--- BEGIN EXTRACTED MATERIAL ---
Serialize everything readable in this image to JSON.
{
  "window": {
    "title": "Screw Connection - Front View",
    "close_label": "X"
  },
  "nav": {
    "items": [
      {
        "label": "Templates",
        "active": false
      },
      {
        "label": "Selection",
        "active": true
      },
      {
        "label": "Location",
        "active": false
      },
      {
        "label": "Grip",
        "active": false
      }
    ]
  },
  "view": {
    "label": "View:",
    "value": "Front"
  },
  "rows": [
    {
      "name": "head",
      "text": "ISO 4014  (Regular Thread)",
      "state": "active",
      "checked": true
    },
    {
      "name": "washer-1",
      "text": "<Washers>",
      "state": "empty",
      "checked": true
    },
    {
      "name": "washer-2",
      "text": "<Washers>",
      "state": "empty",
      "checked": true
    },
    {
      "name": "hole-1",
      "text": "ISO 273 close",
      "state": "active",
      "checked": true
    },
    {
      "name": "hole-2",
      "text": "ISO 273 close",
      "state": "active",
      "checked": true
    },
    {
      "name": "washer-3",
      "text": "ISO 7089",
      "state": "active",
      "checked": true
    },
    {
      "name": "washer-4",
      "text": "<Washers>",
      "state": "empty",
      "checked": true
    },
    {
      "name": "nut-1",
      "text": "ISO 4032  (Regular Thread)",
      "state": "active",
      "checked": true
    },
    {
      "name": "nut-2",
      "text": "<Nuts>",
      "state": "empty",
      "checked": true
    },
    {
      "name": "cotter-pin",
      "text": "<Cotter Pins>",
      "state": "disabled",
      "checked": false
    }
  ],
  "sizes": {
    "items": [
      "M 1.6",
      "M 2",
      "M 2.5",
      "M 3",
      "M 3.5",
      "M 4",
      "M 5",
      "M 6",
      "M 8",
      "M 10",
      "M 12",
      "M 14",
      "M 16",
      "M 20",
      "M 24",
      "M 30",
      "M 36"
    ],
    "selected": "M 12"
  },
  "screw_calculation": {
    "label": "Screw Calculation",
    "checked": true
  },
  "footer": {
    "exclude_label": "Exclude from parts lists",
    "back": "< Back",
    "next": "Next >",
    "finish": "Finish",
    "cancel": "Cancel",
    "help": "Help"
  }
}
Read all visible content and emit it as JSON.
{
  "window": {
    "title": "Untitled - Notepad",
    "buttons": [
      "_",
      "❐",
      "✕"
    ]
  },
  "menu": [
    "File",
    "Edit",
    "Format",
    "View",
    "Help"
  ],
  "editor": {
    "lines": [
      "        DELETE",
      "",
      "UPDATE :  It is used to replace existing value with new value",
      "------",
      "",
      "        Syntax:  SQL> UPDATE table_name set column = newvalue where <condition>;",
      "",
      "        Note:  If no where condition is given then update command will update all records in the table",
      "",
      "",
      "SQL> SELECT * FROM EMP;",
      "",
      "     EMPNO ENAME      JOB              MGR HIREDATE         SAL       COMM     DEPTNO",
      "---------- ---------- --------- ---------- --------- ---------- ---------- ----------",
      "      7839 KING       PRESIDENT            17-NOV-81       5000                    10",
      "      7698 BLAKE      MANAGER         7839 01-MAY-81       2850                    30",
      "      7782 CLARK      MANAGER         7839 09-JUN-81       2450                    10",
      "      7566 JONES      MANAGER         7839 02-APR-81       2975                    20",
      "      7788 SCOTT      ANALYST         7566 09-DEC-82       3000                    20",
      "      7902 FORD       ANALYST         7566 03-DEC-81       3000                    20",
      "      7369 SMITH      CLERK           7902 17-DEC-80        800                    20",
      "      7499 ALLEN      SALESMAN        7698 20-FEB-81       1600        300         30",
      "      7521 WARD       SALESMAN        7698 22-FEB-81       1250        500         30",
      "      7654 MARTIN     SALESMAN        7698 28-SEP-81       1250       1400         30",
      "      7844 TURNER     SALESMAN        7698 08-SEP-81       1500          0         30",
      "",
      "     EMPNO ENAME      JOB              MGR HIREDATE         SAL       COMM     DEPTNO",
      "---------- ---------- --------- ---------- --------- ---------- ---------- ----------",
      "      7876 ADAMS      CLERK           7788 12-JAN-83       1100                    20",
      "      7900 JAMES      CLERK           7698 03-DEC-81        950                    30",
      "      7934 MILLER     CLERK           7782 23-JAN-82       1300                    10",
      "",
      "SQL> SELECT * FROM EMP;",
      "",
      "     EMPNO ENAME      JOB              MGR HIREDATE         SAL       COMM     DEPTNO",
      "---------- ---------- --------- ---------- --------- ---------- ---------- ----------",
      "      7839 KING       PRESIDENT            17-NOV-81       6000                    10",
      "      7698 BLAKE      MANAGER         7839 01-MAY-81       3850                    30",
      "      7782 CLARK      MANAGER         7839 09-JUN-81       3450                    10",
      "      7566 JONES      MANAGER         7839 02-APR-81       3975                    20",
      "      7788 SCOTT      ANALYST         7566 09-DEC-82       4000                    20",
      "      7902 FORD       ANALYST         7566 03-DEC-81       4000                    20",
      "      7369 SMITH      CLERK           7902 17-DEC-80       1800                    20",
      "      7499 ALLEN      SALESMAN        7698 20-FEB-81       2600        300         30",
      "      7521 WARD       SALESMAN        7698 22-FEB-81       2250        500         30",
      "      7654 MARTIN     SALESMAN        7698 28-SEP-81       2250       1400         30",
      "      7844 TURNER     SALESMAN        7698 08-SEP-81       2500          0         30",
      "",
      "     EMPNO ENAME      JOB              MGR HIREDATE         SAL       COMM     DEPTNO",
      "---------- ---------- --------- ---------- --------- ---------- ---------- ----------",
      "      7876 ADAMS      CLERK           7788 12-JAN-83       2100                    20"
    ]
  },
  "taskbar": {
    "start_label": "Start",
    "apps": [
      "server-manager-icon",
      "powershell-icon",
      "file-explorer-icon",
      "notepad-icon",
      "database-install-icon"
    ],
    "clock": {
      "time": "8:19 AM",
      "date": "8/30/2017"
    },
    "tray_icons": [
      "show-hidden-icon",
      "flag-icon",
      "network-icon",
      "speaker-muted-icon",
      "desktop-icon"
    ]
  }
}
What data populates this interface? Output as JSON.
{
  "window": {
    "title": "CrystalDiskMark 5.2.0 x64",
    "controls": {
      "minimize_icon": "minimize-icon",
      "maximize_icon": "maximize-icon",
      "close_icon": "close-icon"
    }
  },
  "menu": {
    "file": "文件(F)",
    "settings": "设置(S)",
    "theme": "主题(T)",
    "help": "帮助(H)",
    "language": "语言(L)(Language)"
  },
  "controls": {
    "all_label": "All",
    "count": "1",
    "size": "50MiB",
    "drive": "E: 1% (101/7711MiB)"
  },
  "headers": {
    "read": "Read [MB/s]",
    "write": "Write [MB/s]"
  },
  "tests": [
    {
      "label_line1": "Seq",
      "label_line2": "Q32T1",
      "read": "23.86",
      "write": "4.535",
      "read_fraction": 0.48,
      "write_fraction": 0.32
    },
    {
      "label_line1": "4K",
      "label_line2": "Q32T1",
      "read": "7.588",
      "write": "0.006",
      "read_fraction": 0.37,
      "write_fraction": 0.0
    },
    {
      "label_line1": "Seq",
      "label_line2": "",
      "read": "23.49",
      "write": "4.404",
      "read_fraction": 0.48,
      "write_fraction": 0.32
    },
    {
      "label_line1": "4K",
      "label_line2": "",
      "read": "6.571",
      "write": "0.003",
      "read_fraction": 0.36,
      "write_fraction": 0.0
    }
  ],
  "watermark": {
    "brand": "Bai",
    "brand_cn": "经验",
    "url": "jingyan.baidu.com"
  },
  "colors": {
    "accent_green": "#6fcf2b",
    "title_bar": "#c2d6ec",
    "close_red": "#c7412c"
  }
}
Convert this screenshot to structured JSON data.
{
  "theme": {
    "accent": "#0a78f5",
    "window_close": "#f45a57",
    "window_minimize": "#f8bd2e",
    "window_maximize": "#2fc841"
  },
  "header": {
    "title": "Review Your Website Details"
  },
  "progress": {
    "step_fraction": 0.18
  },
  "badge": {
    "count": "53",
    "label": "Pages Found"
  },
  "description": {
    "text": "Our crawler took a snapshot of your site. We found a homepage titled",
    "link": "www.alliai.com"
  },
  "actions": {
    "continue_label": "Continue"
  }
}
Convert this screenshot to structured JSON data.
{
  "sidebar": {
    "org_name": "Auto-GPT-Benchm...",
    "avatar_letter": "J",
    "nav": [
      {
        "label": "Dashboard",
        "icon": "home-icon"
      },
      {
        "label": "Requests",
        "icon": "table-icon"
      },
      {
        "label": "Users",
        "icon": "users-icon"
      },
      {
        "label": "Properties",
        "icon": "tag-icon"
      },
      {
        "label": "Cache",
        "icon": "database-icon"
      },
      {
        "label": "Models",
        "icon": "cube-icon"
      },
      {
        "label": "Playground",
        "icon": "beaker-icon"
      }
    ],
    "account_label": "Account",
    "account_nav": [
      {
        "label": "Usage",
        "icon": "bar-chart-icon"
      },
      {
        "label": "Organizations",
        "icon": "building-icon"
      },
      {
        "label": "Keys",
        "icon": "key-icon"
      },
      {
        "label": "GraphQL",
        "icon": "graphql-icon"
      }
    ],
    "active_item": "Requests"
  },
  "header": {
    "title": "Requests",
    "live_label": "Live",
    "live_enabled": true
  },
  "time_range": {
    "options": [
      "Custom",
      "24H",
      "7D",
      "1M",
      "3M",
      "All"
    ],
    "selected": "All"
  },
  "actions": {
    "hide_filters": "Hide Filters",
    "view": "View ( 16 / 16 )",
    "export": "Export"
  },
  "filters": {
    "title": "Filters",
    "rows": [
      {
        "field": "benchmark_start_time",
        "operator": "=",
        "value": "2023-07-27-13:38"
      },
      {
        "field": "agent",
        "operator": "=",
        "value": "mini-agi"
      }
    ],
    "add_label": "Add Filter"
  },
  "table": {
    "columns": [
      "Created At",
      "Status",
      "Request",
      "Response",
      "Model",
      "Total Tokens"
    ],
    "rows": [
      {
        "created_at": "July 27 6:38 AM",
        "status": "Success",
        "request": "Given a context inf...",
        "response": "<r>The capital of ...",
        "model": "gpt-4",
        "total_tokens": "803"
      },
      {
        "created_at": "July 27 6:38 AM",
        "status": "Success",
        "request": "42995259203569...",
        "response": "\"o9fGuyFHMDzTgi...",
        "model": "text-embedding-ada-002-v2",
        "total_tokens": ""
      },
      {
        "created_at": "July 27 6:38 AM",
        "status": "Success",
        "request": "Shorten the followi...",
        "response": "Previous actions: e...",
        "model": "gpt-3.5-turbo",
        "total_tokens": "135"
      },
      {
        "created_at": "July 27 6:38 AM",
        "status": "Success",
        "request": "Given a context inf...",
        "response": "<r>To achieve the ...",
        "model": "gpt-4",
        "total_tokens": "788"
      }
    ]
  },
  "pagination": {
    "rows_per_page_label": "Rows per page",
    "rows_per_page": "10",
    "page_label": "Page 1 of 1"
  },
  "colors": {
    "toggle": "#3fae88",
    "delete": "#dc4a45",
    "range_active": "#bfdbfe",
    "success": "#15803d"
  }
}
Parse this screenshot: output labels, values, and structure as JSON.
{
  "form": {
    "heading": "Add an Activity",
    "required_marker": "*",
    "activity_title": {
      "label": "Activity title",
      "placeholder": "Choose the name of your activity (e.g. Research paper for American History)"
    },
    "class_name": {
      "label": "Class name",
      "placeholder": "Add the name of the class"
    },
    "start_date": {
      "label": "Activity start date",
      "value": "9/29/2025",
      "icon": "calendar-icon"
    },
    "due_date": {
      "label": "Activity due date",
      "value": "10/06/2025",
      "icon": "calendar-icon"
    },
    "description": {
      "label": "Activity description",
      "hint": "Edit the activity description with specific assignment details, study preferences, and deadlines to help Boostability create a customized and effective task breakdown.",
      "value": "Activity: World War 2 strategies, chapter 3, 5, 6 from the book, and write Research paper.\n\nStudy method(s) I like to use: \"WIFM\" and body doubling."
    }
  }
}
--- END EXTRACTED MATERIAL ---
Select every line where the word "SCOTT" occurs.

      "      7788 SCOTT      ANALYST         7566 09-DEC-82       3000                    20",
      "      7788 SCOTT      ANALYST         7566 09-DEC-82       4000                    20",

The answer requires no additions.